What you have to do: Transcribe each of the records below exactly, excluding all pictures.

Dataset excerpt
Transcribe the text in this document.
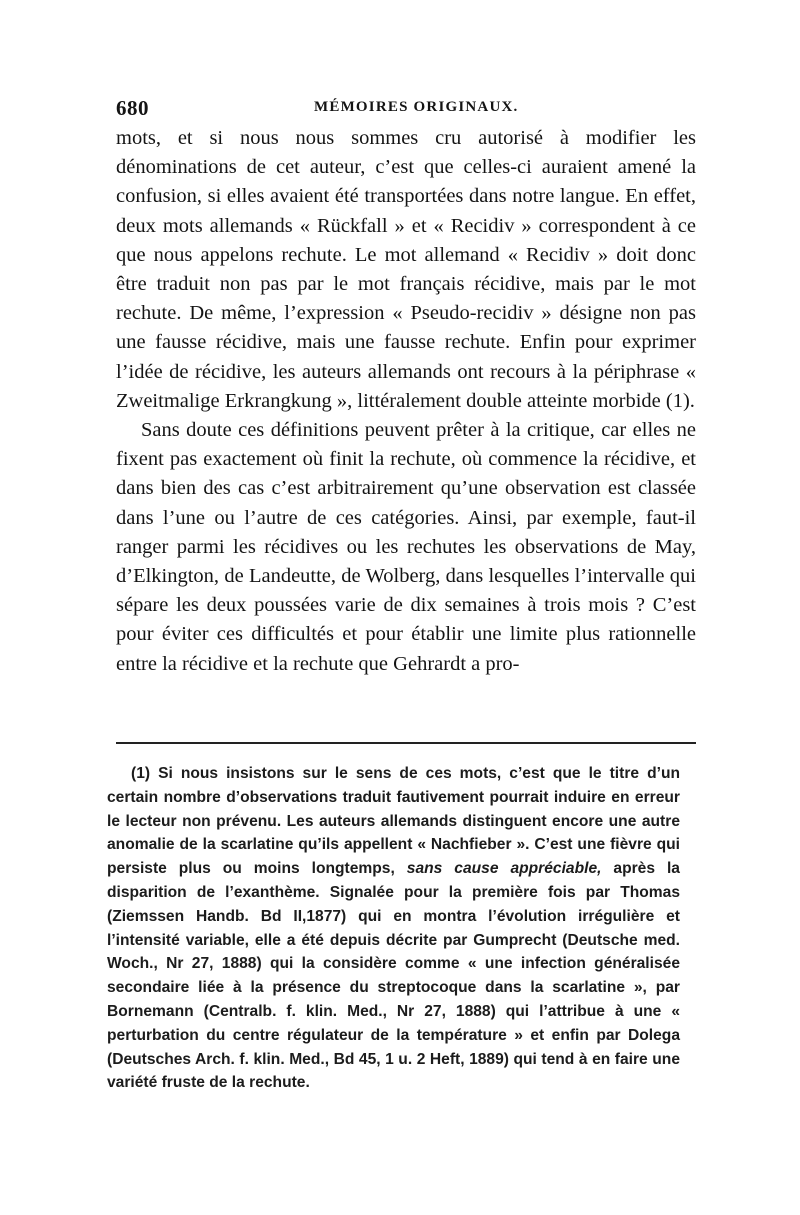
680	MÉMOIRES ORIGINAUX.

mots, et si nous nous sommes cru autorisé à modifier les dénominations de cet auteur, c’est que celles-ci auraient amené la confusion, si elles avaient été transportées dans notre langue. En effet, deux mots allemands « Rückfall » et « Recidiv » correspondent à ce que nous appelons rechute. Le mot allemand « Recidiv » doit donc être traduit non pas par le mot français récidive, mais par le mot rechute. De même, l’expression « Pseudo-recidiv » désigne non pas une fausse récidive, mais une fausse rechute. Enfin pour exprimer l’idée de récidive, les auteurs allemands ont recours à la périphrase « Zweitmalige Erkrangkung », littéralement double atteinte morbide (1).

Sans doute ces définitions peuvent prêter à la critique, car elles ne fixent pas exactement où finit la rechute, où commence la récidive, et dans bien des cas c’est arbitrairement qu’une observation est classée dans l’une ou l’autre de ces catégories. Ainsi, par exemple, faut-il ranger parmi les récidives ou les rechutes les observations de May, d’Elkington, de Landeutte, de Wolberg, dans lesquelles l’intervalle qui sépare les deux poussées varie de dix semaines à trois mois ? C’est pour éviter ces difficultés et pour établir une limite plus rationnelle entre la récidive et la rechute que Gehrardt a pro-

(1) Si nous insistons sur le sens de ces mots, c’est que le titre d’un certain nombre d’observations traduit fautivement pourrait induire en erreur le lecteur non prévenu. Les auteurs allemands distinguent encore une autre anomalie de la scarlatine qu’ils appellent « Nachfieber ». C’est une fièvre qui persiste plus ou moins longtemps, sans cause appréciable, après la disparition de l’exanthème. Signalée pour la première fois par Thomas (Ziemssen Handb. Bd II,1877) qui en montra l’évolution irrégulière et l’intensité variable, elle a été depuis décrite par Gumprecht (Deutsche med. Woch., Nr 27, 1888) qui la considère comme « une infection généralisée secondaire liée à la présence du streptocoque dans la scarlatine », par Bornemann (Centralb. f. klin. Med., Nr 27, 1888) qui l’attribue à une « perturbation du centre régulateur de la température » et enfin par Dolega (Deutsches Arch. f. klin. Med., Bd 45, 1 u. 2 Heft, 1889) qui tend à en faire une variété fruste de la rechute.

Right answer:
Transcribe the text in this document.
680	MÉMOIRES ORIGINAUX.

mots, et si nous nous sommes cru autorisé à modifier les dénominations de cet auteur, c’est que celles-ci auraient amené la confusion, si elles avaient été transportées dans notre langue. En effet, deux mots allemands « Rückfall » et « Recidiv » correspondent à ce que nous appelons rechute. Le mot allemand « Recidiv » doit donc être traduit non pas par le mot français récidive, mais par le mot rechute. De même, l’expression « Pseudo-recidiv » désigne non pas une fausse récidive, mais une fausse rechute. Enfin pour exprimer l’idée de récidive, les auteurs allemands ont recours à la périphrase « Zweitmalige Erkrangkung », littéralement double atteinte morbide (1).

Sans doute ces définitions peuvent prêter à la critique, car elles ne fixent pas exactement où finit la rechute, où commence la récidive, et dans bien des cas c’est arbitrairement qu’une observation est classée dans l’une ou l’autre de ces catégories. Ainsi, par exemple, faut-il ranger parmi les récidives ou les rechutes les observations de May, d’Elkington, de Landeutte, de Wolberg, dans lesquelles l’intervalle qui sépare les deux poussées varie de dix semaines à trois mois ? C’est pour éviter ces difficultés et pour établir une limite plus rationnelle entre la récidive et la rechute que Gehrardt a pro-

(1) Si nous insistons sur le sens de ces mots, c’est que le titre d’un certain nombre d’observations traduit fautivement pourrait induire en erreur le lecteur non prévenu. Les auteurs allemands distinguent encore une autre anomalie de la scarlatine qu’ils appellent « Nachfieber ». C’est une fièvre qui persiste plus ou moins longtemps, sans cause appréciable, après la disparition de l’exanthème. Signalée pour la première fois par Thomas (Ziemssen Handb. Bd II,1877) qui en montra l’évolution irrégulière et l’intensité variable, elle a été depuis décrite par Gumprecht (Deutsche med. Woch., Nr 27, 1888) qui la considère comme « une infection généralisée secondaire liée à la présence du streptocoque dans la scarlatine », par Bornemann (Centralb. f. klin. Med., Nr 27, 1888) qui l’attribue à une « perturbation du centre régulateur de la température » et enfin par Dolega (Deutsches Arch. f. klin. Med., Bd 45, 1 u. 2 Heft, 1889) qui tend à en faire une variété fruste de la rechute.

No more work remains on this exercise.